=== Task details ===
Report how many lines hold the word "from"; answer with the number alone.

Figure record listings
>>

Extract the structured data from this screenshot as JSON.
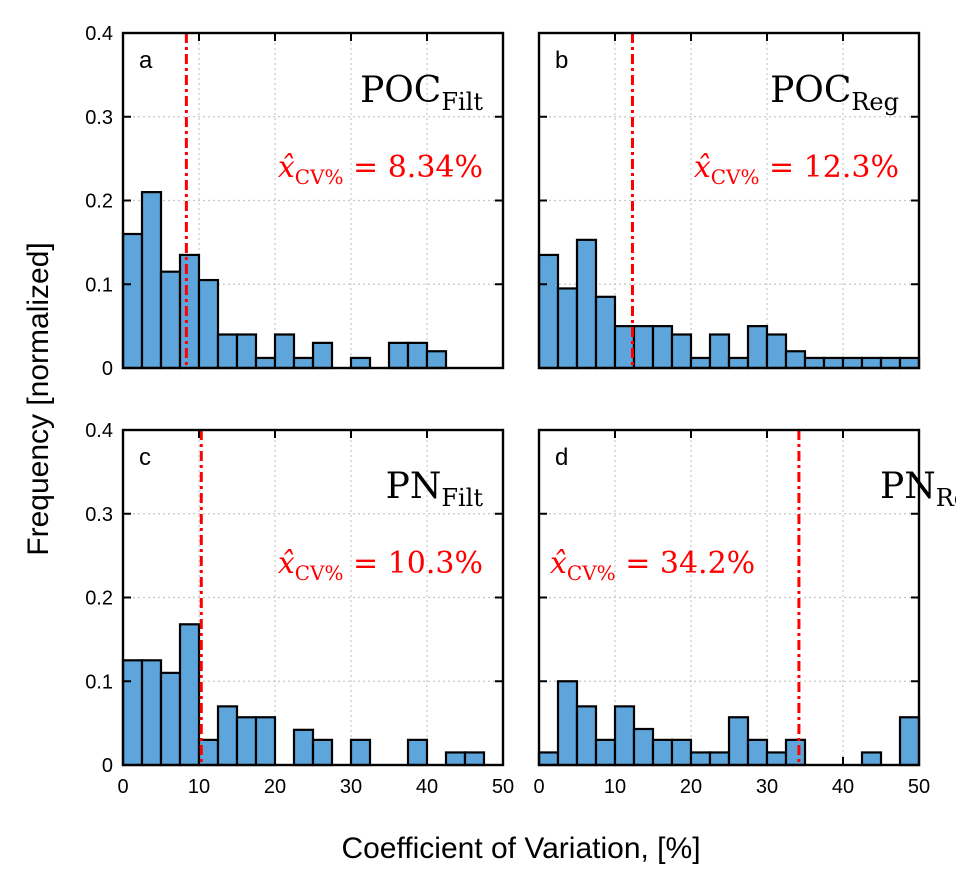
{
  "figure": {
    "xlabel": "Coefficient of Variation, [%]",
    "ylabel": "Frequency [normalized]"
  },
  "colors": {
    "bar": "#5DA5DA",
    "edge": "#000000",
    "median": "#FF0000",
    "grid": "#C8C8C8"
  },
  "chart_data": [
    {
      "type": "bar",
      "letter": "a",
      "title_main": "POC",
      "title_sub": "Filt",
      "annotation_sub": "CV%",
      "annotation_value": "= 8.34%",
      "median": 8.34,
      "bin_edges": [
        0,
        2.5,
        5,
        7.5,
        10,
        12.5,
        15,
        17.5,
        20,
        22.5,
        25,
        27.5,
        30,
        32.5,
        35,
        37.5,
        40,
        42.5,
        45,
        47.5,
        50
      ],
      "values": [
        0.16,
        0.21,
        0.115,
        0.135,
        0.105,
        0.04,
        0.04,
        0.012,
        0.04,
        0.012,
        0.03,
        0.0,
        0.012,
        0.0,
        0.03,
        0.03,
        0.02,
        0.0,
        0.0,
        0.0
      ],
      "xlim": [
        0,
        50
      ],
      "ylim": [
        0,
        0.4
      ],
      "xticks": [
        "0",
        "10",
        "20",
        "30",
        "40",
        "50"
      ],
      "yticks": [
        "0",
        "0.1",
        "0.2",
        "0.3",
        "0.4"
      ],
      "show_xticklabels": false,
      "show_yticklabels": true
    },
    {
      "type": "bar",
      "letter": "b",
      "title_main": "POC",
      "title_sub": "Reg",
      "annotation_sub": "CV%",
      "annotation_value": "= 12.3%",
      "median": 12.3,
      "bin_edges": [
        0,
        2.5,
        5,
        7.5,
        10,
        12.5,
        15,
        17.5,
        20,
        22.5,
        25,
        27.5,
        30,
        32.5,
        35,
        37.5,
        40,
        42.5,
        45,
        47.5,
        50
      ],
      "values": [
        0.135,
        0.095,
        0.153,
        0.085,
        0.05,
        0.05,
        0.05,
        0.04,
        0.012,
        0.04,
        0.012,
        0.05,
        0.04,
        0.02,
        0.012,
        0.012,
        0.012,
        0.012,
        0.012,
        0.012
      ],
      "xlim": [
        0,
        50
      ],
      "ylim": [
        0,
        0.4
      ],
      "xticks": [
        "0",
        "10",
        "20",
        "30",
        "40",
        "50"
      ],
      "yticks": [
        "0",
        "0.1",
        "0.2",
        "0.3",
        "0.4"
      ],
      "show_xticklabels": false,
      "show_yticklabels": false
    },
    {
      "type": "bar",
      "letter": "c",
      "title_main": "PN",
      "title_sub": "Filt",
      "annotation_sub": "CV%",
      "annotation_value": "= 10.3%",
      "median": 10.3,
      "bin_edges": [
        0,
        2.5,
        5,
        7.5,
        10,
        12.5,
        15,
        17.5,
        20,
        22.5,
        25,
        27.5,
        30,
        32.5,
        35,
        37.5,
        40,
        42.5,
        45,
        47.5,
        50
      ],
      "values": [
        0.125,
        0.125,
        0.11,
        0.168,
        0.03,
        0.07,
        0.057,
        0.057,
        0.0,
        0.042,
        0.03,
        0.0,
        0.03,
        0.0,
        0.0,
        0.03,
        0.0,
        0.015,
        0.015,
        0.0
      ],
      "xlim": [
        0,
        50
      ],
      "ylim": [
        0,
        0.4
      ],
      "xticks": [
        "0",
        "10",
        "20",
        "30",
        "40",
        "50"
      ],
      "yticks": [
        "0",
        "0.1",
        "0.2",
        "0.3",
        "0.4"
      ],
      "show_xticklabels": true,
      "show_yticklabels": true
    },
    {
      "type": "bar",
      "letter": "d",
      "title_main": "PN",
      "title_sub": "Reg",
      "annotation_sub": "CV%",
      "annotation_value": "= 34.2%",
      "median": 34.2,
      "bin_edges": [
        0,
        2.5,
        5,
        7.5,
        10,
        12.5,
        15,
        17.5,
        20,
        22.5,
        25,
        27.5,
        30,
        32.5,
        35,
        37.5,
        40,
        42.5,
        45,
        47.5,
        50
      ],
      "values": [
        0.015,
        0.1,
        0.07,
        0.03,
        0.07,
        0.043,
        0.03,
        0.03,
        0.015,
        0.015,
        0.057,
        0.03,
        0.015,
        0.03,
        0.0,
        0.0,
        0.0,
        0.015,
        0.0,
        0.057
      ],
      "xlim": [
        0,
        50
      ],
      "ylim": [
        0,
        0.4
      ],
      "xticks": [
        "0",
        "10",
        "20",
        "30",
        "40",
        "50"
      ],
      "yticks": [
        "0",
        "0.1",
        "0.2",
        "0.3",
        "0.4"
      ],
      "show_xticklabels": true,
      "show_yticklabels": false
    }
  ]
}
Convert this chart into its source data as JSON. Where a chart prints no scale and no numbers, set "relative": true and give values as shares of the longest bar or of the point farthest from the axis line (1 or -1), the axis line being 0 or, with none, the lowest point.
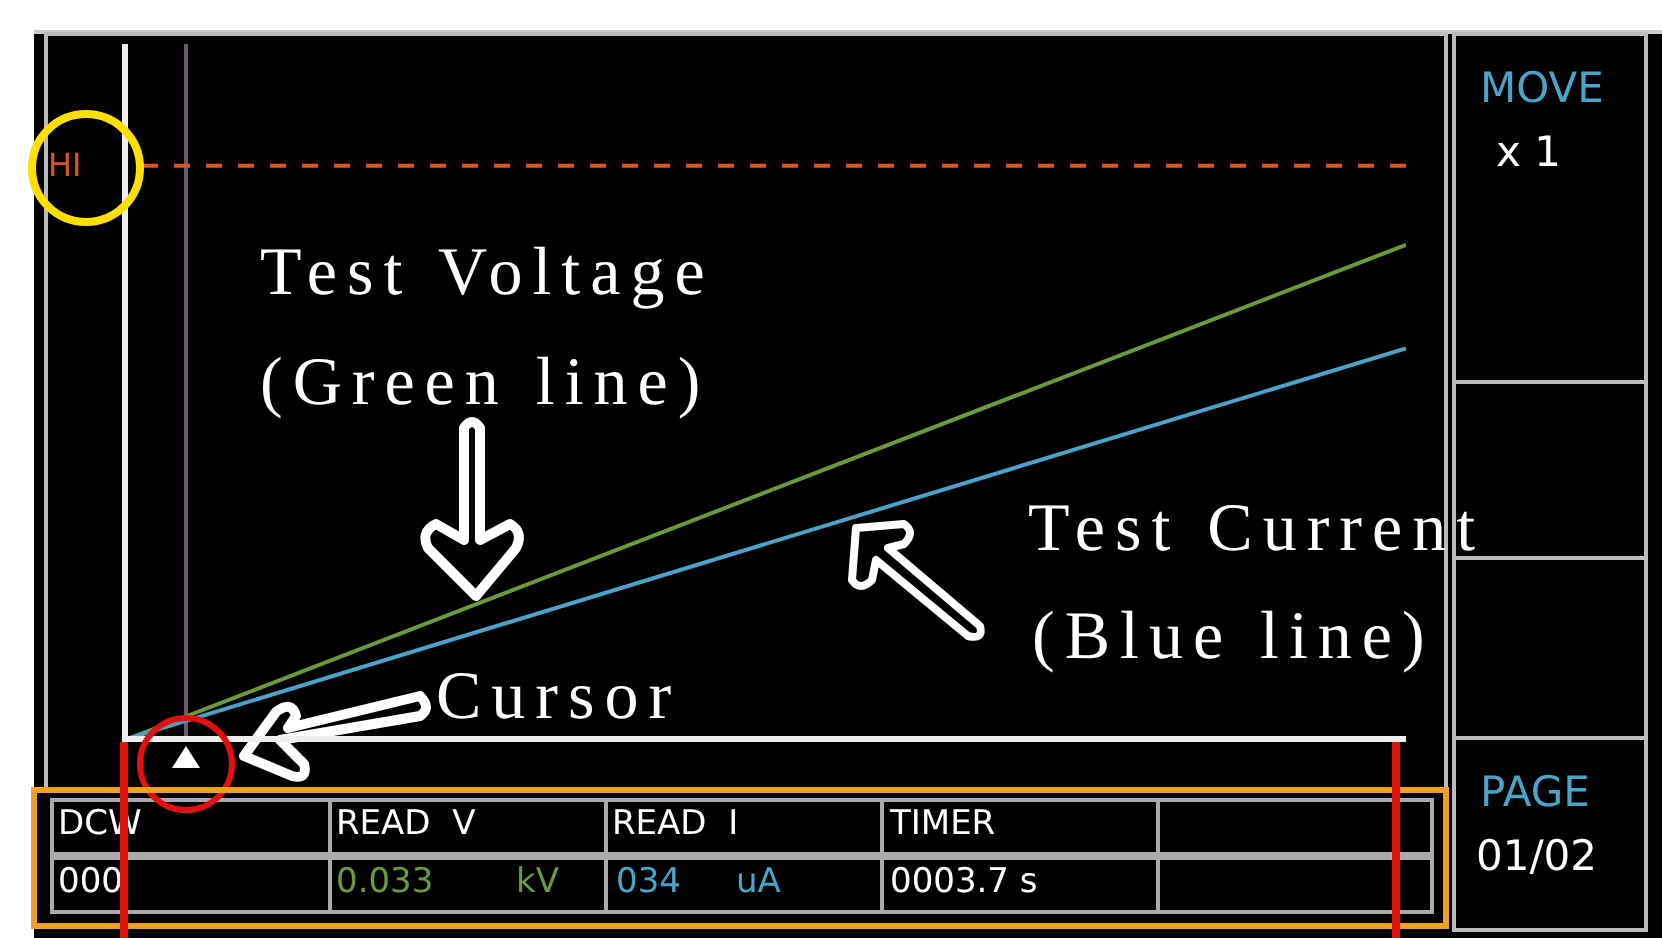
{
  "chart_data": {
    "type": "line",
    "relative": true,
    "categories": [
      null,
      null
    ],
    "series": [
      {
        "color": "#6a9a3a",
        "values": [
          0,
          1
        ]
      },
      {
        "color": "#4aa3c8",
        "values": [
          0,
          0.79
        ]
      }
    ],
    "ref_lines": [
      {
        "axis": "y",
        "value": 1.16,
        "label": "HI",
        "color": "#d9542c",
        "line_style": "dashed"
      }
    ],
    "annotations": [
      "Test Voltage",
      "(Green line)",
      "Test Current",
      "(Blue line)",
      "Cursor",
      "MOVE",
      "x 1",
      "PAGE",
      "01/02",
      "DCW",
      "READ  V",
      "READ  I",
      "TIMER",
      "000",
      "0.033",
      "kV",
      "034",
      "uA",
      "0003.7 s"
    ]
  }
}
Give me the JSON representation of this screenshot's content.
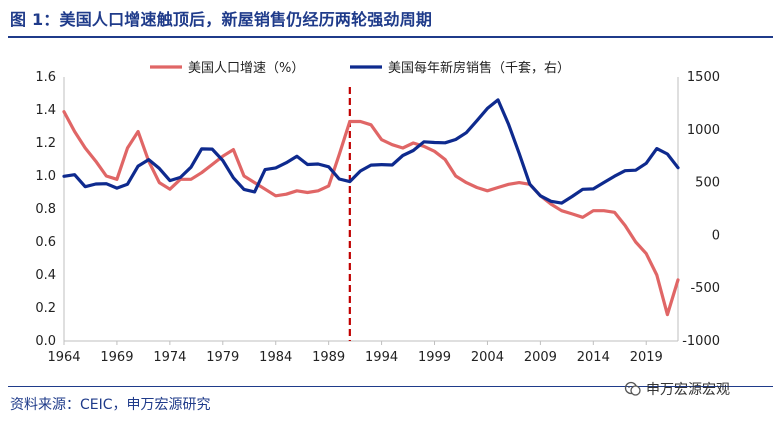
{
  "figure_title": "图 1：美国人口增速触顶后，新屋销售仍经历两轮强劲周期",
  "source": "资料来源：CEIC，申万宏源研究",
  "watermark": "申万宏源宏观",
  "icon": "wechat-icon",
  "colors": {
    "title": "#1f3b8a",
    "population": "#e06666",
    "sales": "#0e2a8e",
    "marker": "#c00000"
  },
  "chart_data": {
    "type": "line",
    "title": "",
    "x": [
      1964,
      1965,
      1966,
      1967,
      1968,
      1969,
      1970,
      1971,
      1972,
      1973,
      1974,
      1975,
      1976,
      1977,
      1978,
      1979,
      1980,
      1981,
      1982,
      1983,
      1984,
      1985,
      1986,
      1987,
      1988,
      1989,
      1990,
      1991,
      1992,
      1993,
      1994,
      1995,
      1996,
      1997,
      1998,
      1999,
      2000,
      2001,
      2002,
      2003,
      2004,
      2005,
      2006,
      2007,
      2008,
      2009,
      2010,
      2011,
      2012,
      2013,
      2014,
      2015,
      2016,
      2017,
      2018,
      2019,
      2020,
      2021,
      2022
    ],
    "x_ticks": [
      1964,
      1969,
      1974,
      1979,
      1984,
      1989,
      1994,
      1999,
      2004,
      2009,
      2014,
      2019
    ],
    "y_left": {
      "range": [
        0,
        1.6
      ],
      "ticks": [
        "0.0",
        "0.2",
        "0.4",
        "0.6",
        "0.8",
        "1.0",
        "1.2",
        "1.4",
        "1.6"
      ]
    },
    "y_right": {
      "range": [
        -1000,
        1500
      ],
      "ticks": [
        "-1000",
        "-500",
        "0",
        "500",
        "1000",
        "1500"
      ]
    },
    "legend_position": "top",
    "grid": false,
    "vertical_marker_year": 1991,
    "series": [
      {
        "name": "美国人口增速（%）",
        "axis": "left",
        "color": "#e06666",
        "values": [
          1.39,
          1.27,
          1.17,
          1.09,
          1.0,
          0.98,
          1.17,
          1.27,
          1.09,
          0.96,
          0.92,
          0.98,
          0.98,
          1.02,
          1.07,
          1.12,
          1.16,
          1.0,
          0.96,
          0.92,
          0.88,
          0.89,
          0.91,
          0.9,
          0.91,
          0.94,
          1.13,
          1.33,
          1.33,
          1.31,
          1.22,
          1.19,
          1.17,
          1.2,
          1.18,
          1.15,
          1.1,
          1.0,
          0.96,
          0.93,
          0.91,
          0.93,
          0.95,
          0.96,
          0.95,
          0.88,
          0.83,
          0.79,
          0.77,
          0.75,
          0.79,
          0.79,
          0.78,
          0.7,
          0.6,
          0.53,
          0.4,
          0.16,
          0.37
        ]
      },
      {
        "name": "美国每年新房销售（千套，右）",
        "axis": "right",
        "color": "#0e2a8e",
        "values": [
          560,
          575,
          461,
          487,
          490,
          448,
          485,
          656,
          718,
          634,
          519,
          549,
          646,
          819,
          817,
          709,
          545,
          436,
          412,
          623,
          639,
          688,
          750,
          671,
          676,
          650,
          534,
          509,
          610,
          666,
          670,
          667,
          757,
          804,
          886,
          880,
          877,
          908,
          973,
          1086,
          1203,
          1283,
          1051,
          776,
          485,
          375,
          323,
          306,
          368,
          437,
          440,
          501,
          561,
          613,
          617,
          683,
          822,
          771,
          641
        ]
      }
    ]
  }
}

<<

=== Task solution ===
2